## GIVEN TASK:
What you return should match every record exactly, with the images removed.

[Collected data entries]
-*-

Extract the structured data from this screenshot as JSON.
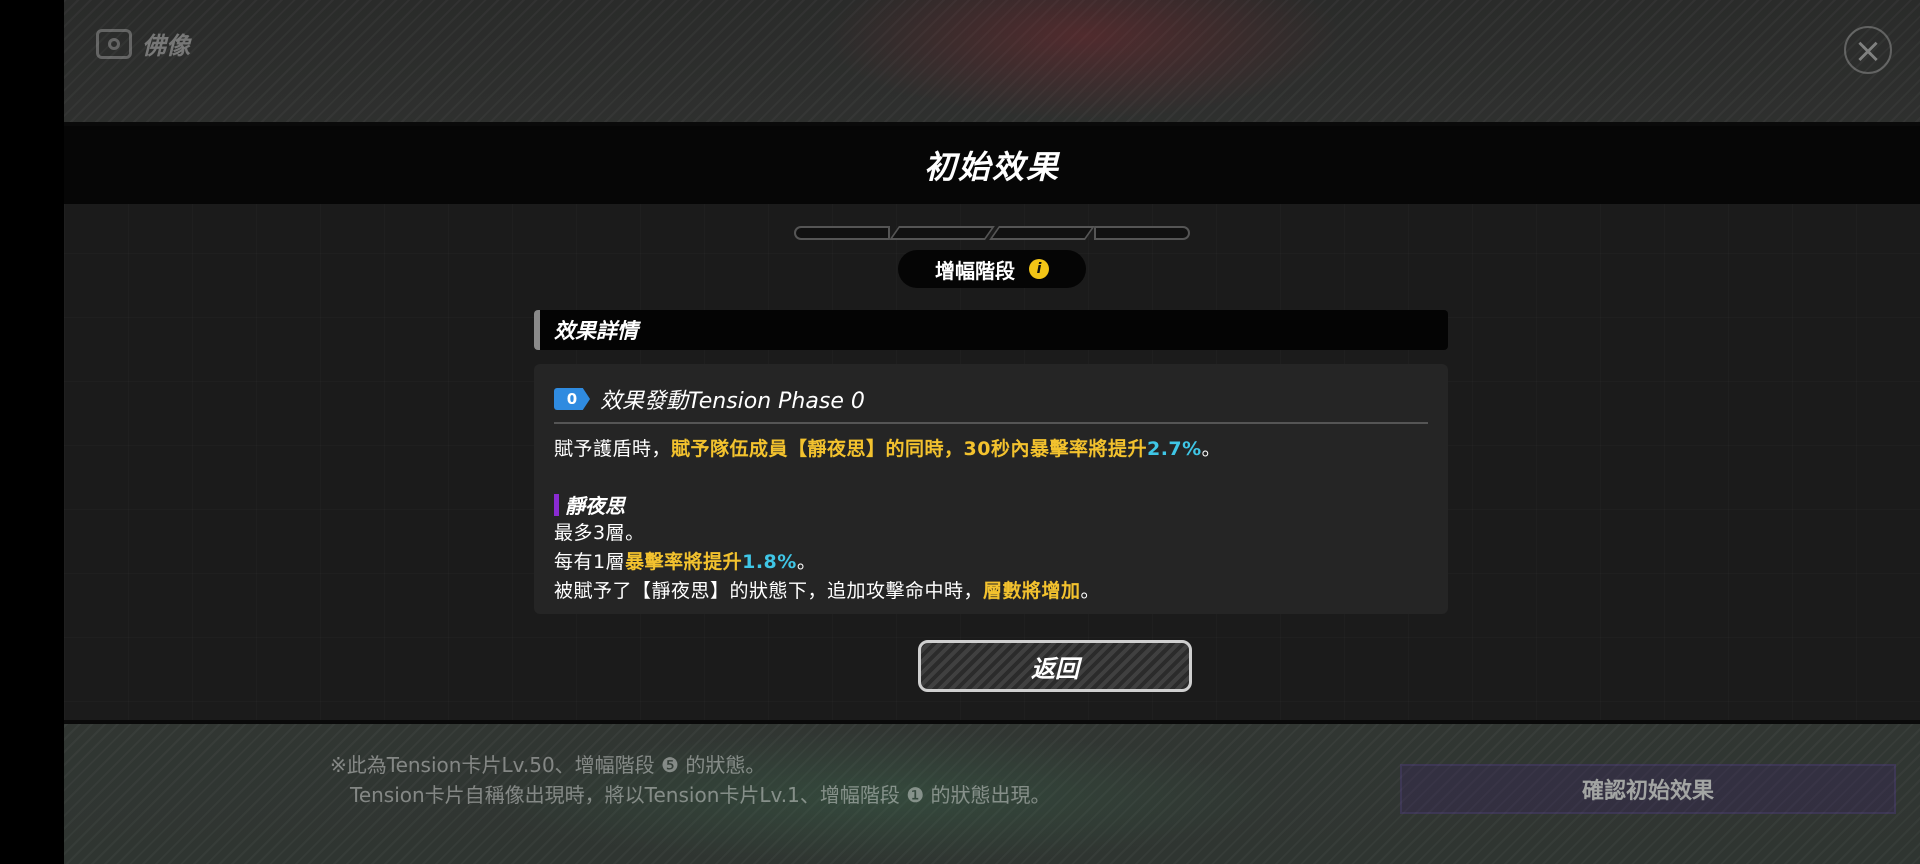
{
  "background": {
    "header_label": "佛像",
    "bottom_notes": [
      "※此為Tension卡片Lv.50、增幅階段 ❺ 的狀態。",
      "Tension卡片自稱像出現時，將以Tension卡片Lv.1、增幅階段 ❶ 的狀態出現。"
    ],
    "confirm_label": "確認初始效果",
    "close_glyph": "×"
  },
  "modal": {
    "title": "初始效果",
    "phase_segments": 4,
    "stage_label": "增幅階段",
    "info_glyph": "i",
    "section_title": "效果詳情",
    "phase_badge": "0",
    "phase_label": "效果發動Tension Phase 0",
    "effect_line": {
      "prefix": "賦予護盾時，",
      "highlight": "賦予隊伍成員【靜夜思】的同時，30秒內暴擊率將提升",
      "value": "2.7%",
      "suffix": "。"
    },
    "status_name": "靜夜思",
    "status_lines": {
      "max_stacks": "最多3層。",
      "per_stack_prefix": "每有1層",
      "per_stack_highlight": "暴擊率將提升",
      "per_stack_value": "1.8%",
      "per_stack_suffix": "。",
      "gain_prefix": "被賦予了【靜夜思】的狀態下，追加攻擊命中時，",
      "gain_highlight": "層數將增加",
      "gain_suffix": "。"
    },
    "return_label": "返回"
  },
  "colors": {
    "highlight_yellow": "#f3c22e",
    "highlight_cyan": "#3fc6e6",
    "status_purple": "#8a2bd2",
    "phase_badge_blue": "#2f8be0"
  }
}
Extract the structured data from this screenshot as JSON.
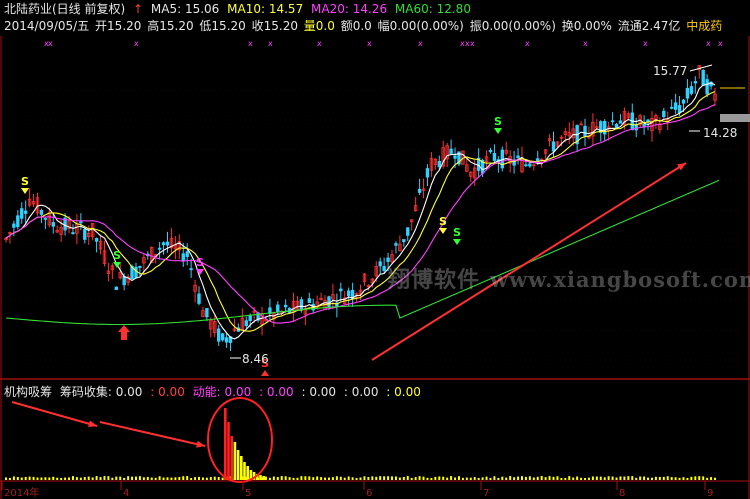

-*-

## RESULT OF THE TASK:
Extract the structured data from this screenshot as JSON.
{
  "background": {
    "header_label": "佛像",
    "bottom_notes": [
      "※此為Tension卡片Lv.50、增幅階段 ❺ 的狀態。",
      "Tension卡片自稱像出現時，將以Tension卡片Lv.1、增幅階段 ❶ 的狀態出現。"
    ],
    "confirm_label": "確認初始效果",
    "close_glyph": "×"
  },
  "modal": {
    "title": "初始效果",
    "phase_segments": 4,
    "stage_label": "增幅階段",
    "info_glyph": "i",
    "section_title": "效果詳情",
    "phase_badge": "0",
    "phase_label": "效果發動Tension Phase 0",
    "effect_line": {
      "prefix": "賦予護盾時，",
      "highlight": "賦予隊伍成員【靜夜思】的同時，30秒內暴擊率將提升",
      "value": "2.7%",
      "suffix": "。"
    },
    "status_name": "靜夜思",
    "status_lines": {
      "max_stacks": "最多3層。",
      "per_stack_prefix": "每有1層",
      "per_stack_highlight": "暴擊率將提升",
      "per_stack_value": "1.8%",
      "per_stack_suffix": "。",
      "gain_prefix": "被賦予了【靜夜思】的狀態下，追加攻擊命中時，",
      "gain_highlight": "層數將增加",
      "gain_suffix": "。"
    },
    "return_label": "返回"
  },
  "colors": {
    "highlight_yellow": "#f3c22e",
    "highlight_cyan": "#3fc6e6",
    "status_purple": "#8a2bd2",
    "phase_badge_blue": "#2f8be0"
  }
}
Extract the structured data from this screenshot as JSON.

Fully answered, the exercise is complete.